[A block of data]
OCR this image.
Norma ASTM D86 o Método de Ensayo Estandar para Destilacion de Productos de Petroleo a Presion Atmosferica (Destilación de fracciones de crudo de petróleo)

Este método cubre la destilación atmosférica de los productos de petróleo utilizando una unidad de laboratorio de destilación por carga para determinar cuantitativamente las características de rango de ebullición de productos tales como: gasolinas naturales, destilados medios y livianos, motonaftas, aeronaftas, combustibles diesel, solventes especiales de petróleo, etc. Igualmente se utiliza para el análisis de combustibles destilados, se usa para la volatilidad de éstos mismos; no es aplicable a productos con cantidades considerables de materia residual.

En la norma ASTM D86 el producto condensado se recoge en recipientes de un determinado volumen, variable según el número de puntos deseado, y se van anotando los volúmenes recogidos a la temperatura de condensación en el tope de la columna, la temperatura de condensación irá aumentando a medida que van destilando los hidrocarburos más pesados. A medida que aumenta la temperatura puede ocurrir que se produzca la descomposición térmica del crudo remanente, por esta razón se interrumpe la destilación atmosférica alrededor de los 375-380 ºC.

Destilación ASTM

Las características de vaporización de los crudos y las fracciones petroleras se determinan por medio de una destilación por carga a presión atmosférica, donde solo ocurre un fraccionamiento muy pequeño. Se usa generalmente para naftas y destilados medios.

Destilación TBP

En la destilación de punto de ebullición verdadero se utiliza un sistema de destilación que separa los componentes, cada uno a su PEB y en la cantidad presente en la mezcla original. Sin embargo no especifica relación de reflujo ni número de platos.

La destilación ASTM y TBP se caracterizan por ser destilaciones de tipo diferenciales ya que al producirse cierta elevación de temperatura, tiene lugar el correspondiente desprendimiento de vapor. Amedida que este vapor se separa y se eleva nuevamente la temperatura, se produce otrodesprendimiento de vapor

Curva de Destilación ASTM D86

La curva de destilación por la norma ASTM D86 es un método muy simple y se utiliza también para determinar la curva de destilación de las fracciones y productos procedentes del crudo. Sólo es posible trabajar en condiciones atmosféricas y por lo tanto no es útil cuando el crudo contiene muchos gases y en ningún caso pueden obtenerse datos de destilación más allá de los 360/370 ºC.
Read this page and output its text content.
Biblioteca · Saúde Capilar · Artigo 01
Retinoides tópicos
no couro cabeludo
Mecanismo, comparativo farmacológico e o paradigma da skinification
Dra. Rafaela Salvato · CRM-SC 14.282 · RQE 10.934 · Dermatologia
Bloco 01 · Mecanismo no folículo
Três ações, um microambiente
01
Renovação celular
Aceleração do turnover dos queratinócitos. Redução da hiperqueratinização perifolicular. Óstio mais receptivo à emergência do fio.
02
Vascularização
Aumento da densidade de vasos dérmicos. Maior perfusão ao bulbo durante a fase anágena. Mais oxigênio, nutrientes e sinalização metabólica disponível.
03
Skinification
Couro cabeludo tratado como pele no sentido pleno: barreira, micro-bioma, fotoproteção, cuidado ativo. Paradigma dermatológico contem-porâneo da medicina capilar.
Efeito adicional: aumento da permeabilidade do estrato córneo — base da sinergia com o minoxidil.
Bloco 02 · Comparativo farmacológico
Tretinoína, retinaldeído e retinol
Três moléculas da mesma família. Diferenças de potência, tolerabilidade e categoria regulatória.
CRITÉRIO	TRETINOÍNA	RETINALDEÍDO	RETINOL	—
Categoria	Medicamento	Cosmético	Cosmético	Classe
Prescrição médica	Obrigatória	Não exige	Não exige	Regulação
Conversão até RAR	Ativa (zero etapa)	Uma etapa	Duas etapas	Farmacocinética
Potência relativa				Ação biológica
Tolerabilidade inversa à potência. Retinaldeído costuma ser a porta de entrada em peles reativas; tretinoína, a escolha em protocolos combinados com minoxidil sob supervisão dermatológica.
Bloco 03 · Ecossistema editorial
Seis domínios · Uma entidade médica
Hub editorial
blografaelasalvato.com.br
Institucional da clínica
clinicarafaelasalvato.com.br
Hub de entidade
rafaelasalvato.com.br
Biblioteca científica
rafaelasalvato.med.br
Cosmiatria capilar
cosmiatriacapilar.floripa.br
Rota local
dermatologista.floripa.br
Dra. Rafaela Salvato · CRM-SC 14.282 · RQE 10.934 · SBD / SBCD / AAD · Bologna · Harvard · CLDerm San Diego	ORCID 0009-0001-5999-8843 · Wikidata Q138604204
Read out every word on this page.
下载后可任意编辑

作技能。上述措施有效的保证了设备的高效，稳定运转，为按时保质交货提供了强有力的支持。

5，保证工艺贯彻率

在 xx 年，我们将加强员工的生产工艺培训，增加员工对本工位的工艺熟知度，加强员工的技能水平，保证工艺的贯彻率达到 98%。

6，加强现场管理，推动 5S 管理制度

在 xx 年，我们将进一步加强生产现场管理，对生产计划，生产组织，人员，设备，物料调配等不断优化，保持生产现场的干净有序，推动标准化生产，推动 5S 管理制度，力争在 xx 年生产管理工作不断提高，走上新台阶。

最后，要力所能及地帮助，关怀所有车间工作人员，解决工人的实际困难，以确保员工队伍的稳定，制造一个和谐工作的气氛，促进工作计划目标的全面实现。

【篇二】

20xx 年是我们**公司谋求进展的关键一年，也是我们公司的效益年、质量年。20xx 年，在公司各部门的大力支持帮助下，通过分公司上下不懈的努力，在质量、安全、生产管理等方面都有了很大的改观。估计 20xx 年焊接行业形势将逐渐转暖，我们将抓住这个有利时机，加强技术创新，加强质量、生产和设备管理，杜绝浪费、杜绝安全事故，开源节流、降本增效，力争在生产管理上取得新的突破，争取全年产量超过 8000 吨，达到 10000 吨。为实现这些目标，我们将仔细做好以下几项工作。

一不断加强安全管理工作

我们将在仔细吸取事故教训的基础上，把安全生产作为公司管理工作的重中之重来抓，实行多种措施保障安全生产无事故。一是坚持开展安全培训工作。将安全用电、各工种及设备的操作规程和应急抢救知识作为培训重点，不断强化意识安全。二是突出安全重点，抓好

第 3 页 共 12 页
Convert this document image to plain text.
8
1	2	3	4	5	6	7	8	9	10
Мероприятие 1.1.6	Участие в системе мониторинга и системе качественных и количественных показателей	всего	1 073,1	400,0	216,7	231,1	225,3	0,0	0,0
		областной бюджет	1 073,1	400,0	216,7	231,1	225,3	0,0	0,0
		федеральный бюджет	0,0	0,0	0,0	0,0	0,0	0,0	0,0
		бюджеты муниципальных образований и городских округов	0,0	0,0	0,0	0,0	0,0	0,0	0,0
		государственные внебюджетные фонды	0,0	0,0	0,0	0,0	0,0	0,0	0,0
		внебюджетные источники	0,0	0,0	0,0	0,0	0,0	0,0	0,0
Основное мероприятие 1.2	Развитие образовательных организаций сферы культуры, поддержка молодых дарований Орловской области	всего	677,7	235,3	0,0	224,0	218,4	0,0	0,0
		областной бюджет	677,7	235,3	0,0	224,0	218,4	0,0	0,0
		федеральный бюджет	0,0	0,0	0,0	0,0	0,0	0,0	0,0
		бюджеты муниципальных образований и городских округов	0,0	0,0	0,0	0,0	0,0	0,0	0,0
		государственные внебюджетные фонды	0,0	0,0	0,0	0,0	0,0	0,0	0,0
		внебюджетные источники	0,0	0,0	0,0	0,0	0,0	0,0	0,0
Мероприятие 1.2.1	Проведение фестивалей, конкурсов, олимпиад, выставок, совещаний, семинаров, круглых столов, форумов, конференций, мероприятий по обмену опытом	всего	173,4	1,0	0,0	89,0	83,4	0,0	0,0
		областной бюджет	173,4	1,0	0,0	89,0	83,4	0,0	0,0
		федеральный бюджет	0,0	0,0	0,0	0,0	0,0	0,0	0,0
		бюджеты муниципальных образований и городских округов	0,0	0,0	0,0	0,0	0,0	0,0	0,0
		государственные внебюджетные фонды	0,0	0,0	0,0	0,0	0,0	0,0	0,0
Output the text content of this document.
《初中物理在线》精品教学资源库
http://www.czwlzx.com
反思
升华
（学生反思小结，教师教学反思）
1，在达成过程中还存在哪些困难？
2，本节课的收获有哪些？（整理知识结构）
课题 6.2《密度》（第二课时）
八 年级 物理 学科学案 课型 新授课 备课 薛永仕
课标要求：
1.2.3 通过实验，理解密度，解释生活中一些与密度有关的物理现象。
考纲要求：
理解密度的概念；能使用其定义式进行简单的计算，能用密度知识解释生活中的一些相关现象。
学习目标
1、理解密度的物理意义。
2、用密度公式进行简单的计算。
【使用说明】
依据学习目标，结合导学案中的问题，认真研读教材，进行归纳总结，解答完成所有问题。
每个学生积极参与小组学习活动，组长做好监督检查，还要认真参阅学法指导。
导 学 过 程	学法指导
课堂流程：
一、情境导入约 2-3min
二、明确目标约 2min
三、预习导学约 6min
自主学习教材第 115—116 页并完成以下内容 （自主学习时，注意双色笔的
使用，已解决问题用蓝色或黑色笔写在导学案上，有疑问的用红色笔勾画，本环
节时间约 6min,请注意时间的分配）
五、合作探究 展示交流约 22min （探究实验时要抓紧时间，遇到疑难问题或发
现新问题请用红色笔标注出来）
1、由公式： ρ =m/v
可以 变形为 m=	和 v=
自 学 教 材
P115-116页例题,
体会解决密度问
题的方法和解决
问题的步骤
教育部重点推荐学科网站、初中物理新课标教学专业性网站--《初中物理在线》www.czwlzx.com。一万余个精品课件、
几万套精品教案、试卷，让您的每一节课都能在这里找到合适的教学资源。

» **PROBLEM REQUIREMENTS**
Every line of the records that includes the word "entidade" should be gathered.

» **REPLY**
Seis domínios · Uma entidade médica
Hub de entidade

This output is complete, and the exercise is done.